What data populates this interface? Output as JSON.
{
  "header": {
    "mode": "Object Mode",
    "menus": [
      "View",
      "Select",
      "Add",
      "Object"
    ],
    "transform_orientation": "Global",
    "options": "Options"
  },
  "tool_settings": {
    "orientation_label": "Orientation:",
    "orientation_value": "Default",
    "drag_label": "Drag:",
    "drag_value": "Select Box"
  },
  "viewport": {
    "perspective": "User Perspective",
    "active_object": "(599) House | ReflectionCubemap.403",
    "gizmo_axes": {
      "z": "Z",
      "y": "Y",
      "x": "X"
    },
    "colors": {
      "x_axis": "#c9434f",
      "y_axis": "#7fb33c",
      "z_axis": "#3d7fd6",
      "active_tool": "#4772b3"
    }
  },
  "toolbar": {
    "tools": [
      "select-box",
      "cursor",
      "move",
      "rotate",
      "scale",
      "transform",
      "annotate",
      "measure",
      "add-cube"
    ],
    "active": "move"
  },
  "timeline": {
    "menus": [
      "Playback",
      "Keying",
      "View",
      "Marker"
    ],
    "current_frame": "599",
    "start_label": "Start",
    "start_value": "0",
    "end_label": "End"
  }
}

========

- [To do]: Write an exact transcription of every entry above.

- [The answer]:
What data populates this interface? Output as JSON.
{
  "header": {
    "mode": "Object Mode",
    "menus": [
      "View",
      "Select",
      "Add",
      "Object"
    ],
    "transform_orientation": "Global",
    "options": "Options"
  },
  "tool_settings": {
    "orientation_label": "Orientation:",
    "orientation_value": "Default",
    "drag_label": "Drag:",
    "drag_value": "Select Box"
  },
  "viewport": {
    "perspective": "User Perspective",
    "active_object": "(599) House | ReflectionCubemap.403",
    "gizmo_axes": {
      "z": "Z",
      "y": "Y",
      "x": "X"
    },
    "colors": {
      "x_axis": "#c9434f",
      "y_axis": "#7fb33c",
      "z_axis": "#3d7fd6",
      "active_tool": "#4772b3"
    }
  },
  "toolbar": {
    "tools": [
      "select-box",
      "cursor",
      "move",
      "rotate",
      "scale",
      "transform",
      "annotate",
      "measure",
      "add-cube"
    ],
    "active": "move"
  },
  "timeline": {
    "menus": [
      "Playback",
      "Keying",
      "View",
      "Marker"
    ],
    "current_frame": "599",
    "start_label": "Start",
    "start_value": "0",
    "end_label": "End"
  }
}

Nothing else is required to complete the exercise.